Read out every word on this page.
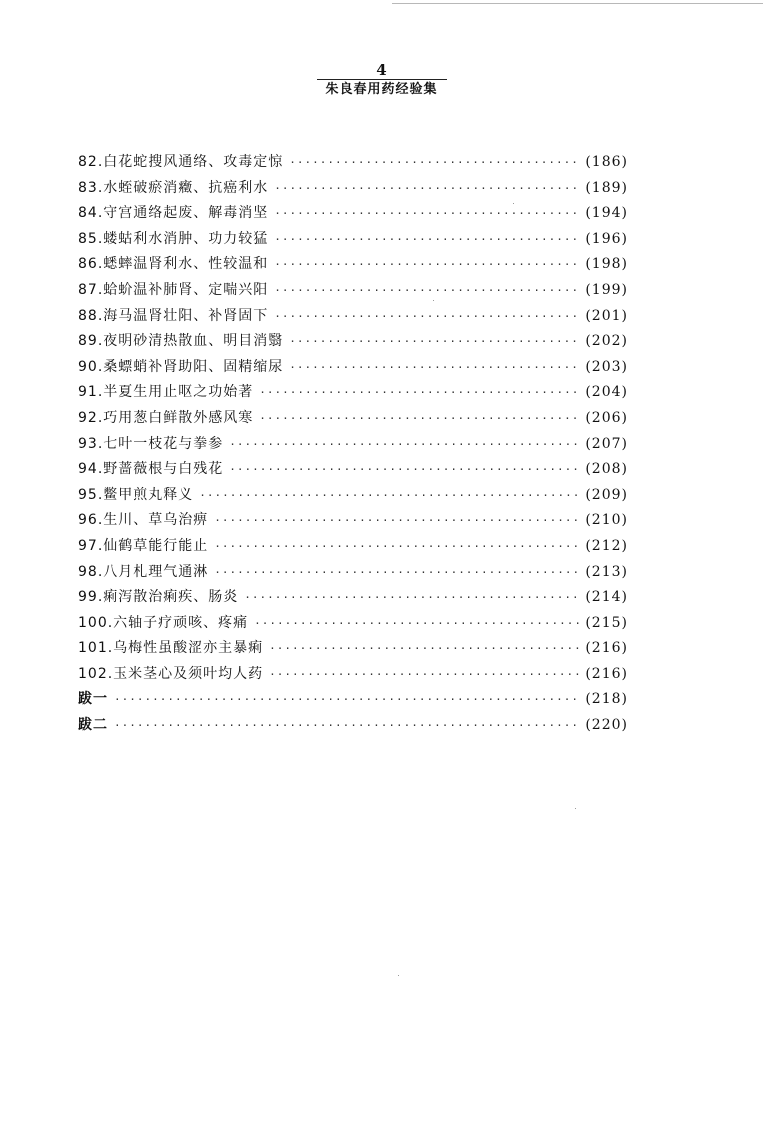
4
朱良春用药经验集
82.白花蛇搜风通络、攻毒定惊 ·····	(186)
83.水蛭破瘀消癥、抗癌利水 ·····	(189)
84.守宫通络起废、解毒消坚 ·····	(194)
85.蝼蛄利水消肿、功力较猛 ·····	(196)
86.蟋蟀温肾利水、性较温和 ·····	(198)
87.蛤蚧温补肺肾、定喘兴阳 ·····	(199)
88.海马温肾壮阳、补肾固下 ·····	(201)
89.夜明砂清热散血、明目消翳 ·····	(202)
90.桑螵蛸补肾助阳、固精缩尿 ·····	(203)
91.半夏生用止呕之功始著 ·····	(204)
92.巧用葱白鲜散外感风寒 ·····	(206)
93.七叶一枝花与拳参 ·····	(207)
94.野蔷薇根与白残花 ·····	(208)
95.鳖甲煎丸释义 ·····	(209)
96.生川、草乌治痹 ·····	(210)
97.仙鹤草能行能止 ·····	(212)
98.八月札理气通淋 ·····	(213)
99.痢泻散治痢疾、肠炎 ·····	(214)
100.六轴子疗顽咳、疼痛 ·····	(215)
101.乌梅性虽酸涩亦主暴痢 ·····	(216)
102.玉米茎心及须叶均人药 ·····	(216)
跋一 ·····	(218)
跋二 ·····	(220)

-=-=-

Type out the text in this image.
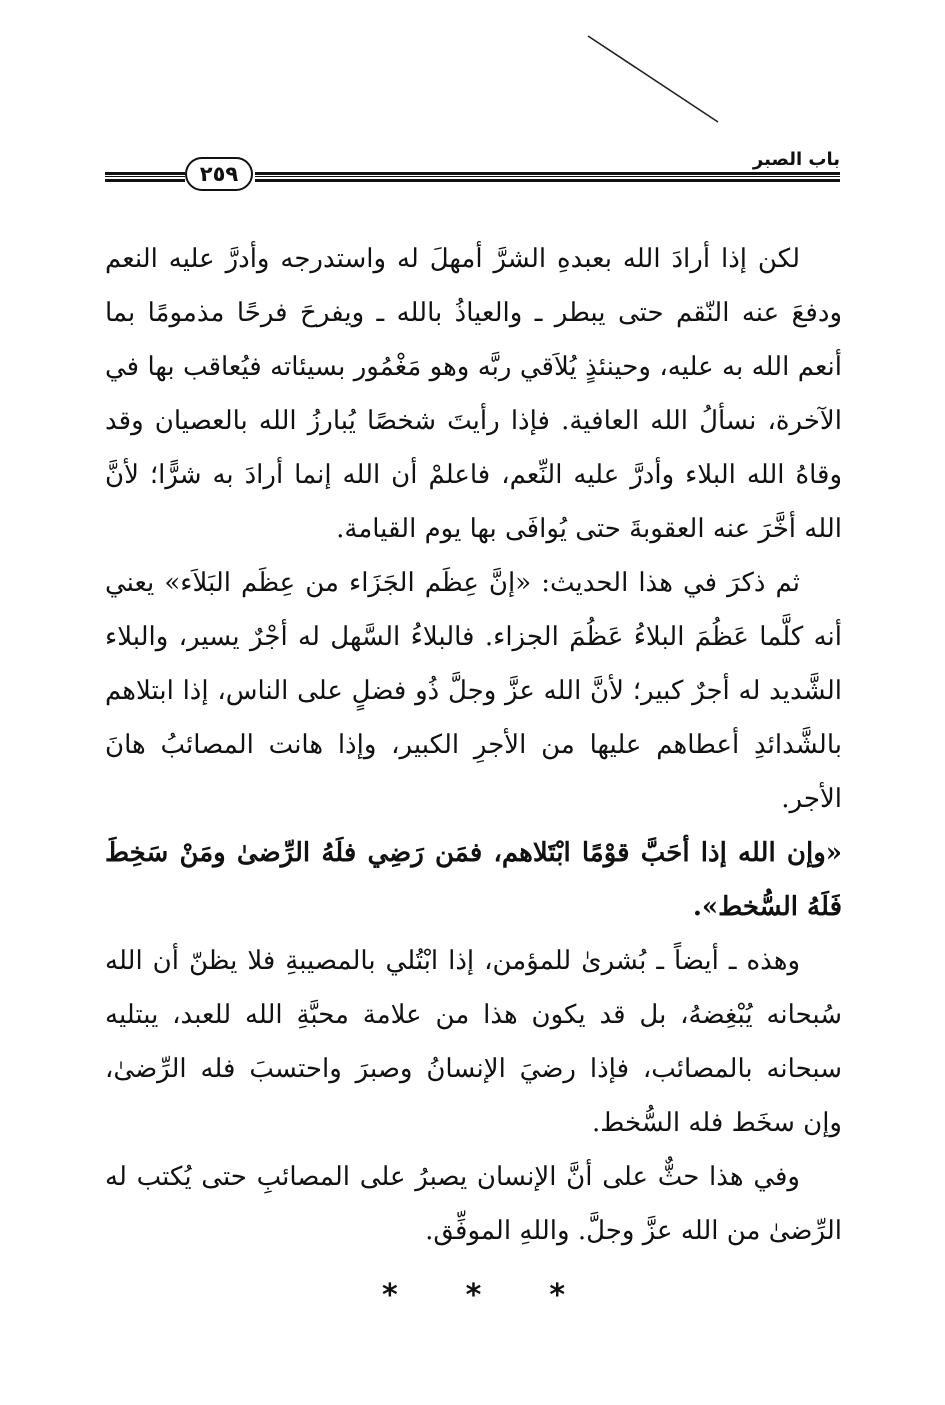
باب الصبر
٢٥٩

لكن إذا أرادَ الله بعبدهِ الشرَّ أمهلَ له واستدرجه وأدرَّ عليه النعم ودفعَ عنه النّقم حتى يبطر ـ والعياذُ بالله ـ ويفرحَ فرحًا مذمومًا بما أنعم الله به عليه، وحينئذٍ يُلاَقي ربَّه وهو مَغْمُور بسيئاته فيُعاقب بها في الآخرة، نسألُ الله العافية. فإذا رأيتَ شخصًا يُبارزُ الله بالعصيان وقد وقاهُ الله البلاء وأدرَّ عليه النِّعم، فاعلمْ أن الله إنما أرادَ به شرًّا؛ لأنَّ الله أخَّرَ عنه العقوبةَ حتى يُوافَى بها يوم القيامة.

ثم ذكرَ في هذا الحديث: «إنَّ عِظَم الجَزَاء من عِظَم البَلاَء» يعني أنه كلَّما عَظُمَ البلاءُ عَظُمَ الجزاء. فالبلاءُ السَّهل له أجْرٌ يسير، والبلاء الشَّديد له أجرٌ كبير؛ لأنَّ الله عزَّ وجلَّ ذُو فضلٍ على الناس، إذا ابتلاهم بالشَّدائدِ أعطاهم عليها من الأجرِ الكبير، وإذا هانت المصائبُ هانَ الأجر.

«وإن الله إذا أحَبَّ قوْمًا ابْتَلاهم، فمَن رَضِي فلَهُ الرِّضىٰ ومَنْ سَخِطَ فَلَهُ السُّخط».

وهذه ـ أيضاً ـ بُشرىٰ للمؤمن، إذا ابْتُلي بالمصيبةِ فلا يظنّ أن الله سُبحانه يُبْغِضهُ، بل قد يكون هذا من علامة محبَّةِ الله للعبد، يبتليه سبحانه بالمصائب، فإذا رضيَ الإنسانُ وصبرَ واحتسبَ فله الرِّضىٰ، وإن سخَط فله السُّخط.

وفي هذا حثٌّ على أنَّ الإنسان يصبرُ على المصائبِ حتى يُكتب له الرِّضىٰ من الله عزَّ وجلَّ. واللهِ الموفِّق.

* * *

-=-=-

» Problem description
Filter the records down to the lines that contain the string "this", and copy those lines.

» Reply to the exercise
Read out every word on this page.
Type out the text in this image.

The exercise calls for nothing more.